** BEGIN Records **
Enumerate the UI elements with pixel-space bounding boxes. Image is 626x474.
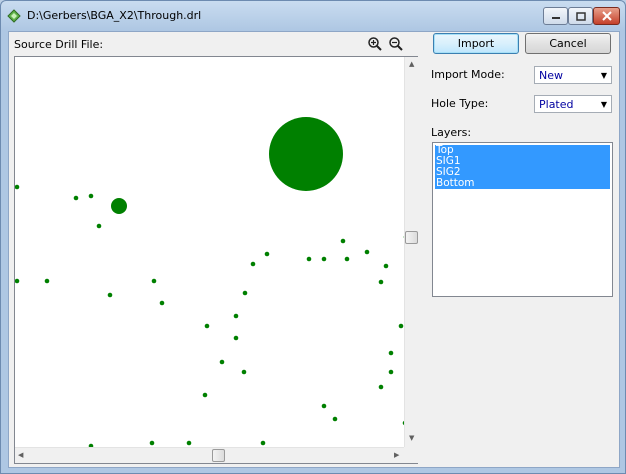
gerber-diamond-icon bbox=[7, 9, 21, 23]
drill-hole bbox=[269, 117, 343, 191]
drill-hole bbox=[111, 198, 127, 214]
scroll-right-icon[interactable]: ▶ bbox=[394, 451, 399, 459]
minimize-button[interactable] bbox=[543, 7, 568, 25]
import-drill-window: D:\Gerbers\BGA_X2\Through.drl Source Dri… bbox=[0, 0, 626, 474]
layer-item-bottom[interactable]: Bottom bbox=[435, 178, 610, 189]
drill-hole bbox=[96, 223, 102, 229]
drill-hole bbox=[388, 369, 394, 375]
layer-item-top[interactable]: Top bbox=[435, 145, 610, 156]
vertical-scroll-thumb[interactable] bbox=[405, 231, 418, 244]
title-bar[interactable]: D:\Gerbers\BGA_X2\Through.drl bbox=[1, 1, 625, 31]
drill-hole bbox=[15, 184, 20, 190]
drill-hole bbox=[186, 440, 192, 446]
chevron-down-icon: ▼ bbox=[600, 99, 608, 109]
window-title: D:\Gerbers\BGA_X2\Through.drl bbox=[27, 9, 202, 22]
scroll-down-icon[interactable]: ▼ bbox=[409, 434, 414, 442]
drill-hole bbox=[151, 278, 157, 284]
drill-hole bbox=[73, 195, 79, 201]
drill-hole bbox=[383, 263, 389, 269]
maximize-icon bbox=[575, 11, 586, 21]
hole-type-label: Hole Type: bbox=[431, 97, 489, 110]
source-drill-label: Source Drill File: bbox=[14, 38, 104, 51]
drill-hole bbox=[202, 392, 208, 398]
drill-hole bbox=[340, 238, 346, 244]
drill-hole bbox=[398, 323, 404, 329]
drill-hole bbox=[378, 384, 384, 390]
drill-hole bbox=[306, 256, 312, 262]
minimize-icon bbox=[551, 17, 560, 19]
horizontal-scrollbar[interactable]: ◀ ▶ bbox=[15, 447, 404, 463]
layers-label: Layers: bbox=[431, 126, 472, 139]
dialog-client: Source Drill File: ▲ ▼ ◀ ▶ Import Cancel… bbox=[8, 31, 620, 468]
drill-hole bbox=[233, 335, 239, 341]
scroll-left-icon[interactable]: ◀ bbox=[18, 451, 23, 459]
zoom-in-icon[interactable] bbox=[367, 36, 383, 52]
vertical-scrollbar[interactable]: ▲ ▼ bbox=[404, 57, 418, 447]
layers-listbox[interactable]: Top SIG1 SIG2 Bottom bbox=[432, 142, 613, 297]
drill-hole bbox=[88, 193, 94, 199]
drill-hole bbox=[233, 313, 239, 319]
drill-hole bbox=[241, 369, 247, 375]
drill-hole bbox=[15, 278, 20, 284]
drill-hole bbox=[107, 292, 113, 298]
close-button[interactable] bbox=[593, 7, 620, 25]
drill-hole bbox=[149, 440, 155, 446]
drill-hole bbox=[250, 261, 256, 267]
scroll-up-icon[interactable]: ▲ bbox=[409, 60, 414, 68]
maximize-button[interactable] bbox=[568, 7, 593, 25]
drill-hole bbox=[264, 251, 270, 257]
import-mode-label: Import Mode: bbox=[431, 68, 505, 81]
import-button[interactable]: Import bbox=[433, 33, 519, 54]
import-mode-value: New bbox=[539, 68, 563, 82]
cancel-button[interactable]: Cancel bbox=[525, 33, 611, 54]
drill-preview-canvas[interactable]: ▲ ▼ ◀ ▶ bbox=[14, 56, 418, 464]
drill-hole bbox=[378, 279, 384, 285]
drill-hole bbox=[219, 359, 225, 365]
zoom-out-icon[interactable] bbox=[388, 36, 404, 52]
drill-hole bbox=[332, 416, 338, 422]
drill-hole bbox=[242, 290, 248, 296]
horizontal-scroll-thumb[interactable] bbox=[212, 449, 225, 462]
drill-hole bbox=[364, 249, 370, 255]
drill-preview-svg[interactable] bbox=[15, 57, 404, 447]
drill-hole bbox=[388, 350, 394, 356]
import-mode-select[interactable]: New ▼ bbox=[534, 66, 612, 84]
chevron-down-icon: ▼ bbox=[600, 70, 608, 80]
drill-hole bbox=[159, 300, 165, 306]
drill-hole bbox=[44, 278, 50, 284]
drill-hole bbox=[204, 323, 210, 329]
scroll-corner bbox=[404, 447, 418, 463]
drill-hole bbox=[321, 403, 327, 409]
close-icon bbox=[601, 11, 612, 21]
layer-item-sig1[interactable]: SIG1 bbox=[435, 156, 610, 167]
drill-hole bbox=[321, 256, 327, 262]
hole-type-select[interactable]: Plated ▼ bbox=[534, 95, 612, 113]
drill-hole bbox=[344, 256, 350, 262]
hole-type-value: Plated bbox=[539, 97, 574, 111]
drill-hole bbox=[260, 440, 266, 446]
** END Records **
** BEGIN Records **
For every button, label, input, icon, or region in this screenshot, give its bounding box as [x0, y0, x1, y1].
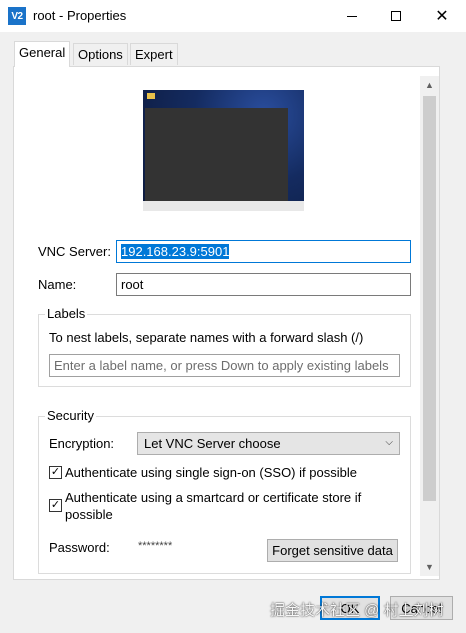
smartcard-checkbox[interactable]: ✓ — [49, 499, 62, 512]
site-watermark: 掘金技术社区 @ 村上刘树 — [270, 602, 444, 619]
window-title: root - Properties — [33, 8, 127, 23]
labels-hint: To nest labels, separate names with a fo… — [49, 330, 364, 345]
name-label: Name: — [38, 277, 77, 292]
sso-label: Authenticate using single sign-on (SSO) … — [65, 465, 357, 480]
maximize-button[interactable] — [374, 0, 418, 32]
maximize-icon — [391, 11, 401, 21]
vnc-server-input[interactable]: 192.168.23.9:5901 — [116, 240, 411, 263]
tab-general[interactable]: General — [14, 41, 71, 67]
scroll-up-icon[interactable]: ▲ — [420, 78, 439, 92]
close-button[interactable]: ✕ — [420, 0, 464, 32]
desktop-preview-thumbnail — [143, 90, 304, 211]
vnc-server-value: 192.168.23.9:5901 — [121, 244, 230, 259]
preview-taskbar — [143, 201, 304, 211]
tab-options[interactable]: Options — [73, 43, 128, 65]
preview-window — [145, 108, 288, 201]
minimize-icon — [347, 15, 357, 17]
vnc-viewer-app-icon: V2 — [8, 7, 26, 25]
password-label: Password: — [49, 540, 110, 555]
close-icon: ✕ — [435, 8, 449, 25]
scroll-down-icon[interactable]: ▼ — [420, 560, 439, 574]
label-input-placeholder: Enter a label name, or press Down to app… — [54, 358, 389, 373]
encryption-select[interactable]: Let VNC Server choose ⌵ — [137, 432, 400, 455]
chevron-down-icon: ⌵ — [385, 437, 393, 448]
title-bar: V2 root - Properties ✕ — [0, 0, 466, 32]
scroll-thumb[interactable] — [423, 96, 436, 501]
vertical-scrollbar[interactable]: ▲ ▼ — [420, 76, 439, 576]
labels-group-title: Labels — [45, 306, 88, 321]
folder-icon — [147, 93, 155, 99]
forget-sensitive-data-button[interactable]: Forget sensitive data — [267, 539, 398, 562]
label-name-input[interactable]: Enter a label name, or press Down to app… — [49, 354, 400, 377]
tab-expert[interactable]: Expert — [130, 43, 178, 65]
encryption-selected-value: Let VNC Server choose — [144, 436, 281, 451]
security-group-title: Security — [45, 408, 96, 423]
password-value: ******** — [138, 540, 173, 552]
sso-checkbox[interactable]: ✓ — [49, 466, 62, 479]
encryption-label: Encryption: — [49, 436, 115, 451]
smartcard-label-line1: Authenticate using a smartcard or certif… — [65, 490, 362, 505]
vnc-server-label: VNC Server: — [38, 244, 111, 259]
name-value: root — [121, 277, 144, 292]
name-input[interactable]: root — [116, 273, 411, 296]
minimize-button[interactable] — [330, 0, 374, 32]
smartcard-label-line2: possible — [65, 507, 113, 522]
** END Records **
Exercise brief:
Can you reproduce, verbatim, the material from the line with "gerber-diamond-icon bbox=[7, 9, 21, 23]" up to and including the line with "layer-item-top[interactable]: Top bbox=[435, 145, 610, 156]", giving only those lines?

The response:
gerber-diamond-icon bbox=[7, 9, 21, 23]
drill-hole bbox=[269, 117, 343, 191]
drill-hole bbox=[111, 198, 127, 214]
scroll-right-icon[interactable]: ▶ bbox=[394, 451, 399, 459]
minimize-button[interactable] bbox=[543, 7, 568, 25]
import-drill-window: D:\Gerbers\BGA_X2\Through.drl Source Dri… bbox=[0, 0, 626, 474]
layer-item-bottom[interactable]: Bottom bbox=[435, 178, 610, 189]
drill-hole bbox=[96, 223, 102, 229]
drill-hole bbox=[388, 369, 394, 375]
layer-item-top[interactable]: Top bbox=[435, 145, 610, 156]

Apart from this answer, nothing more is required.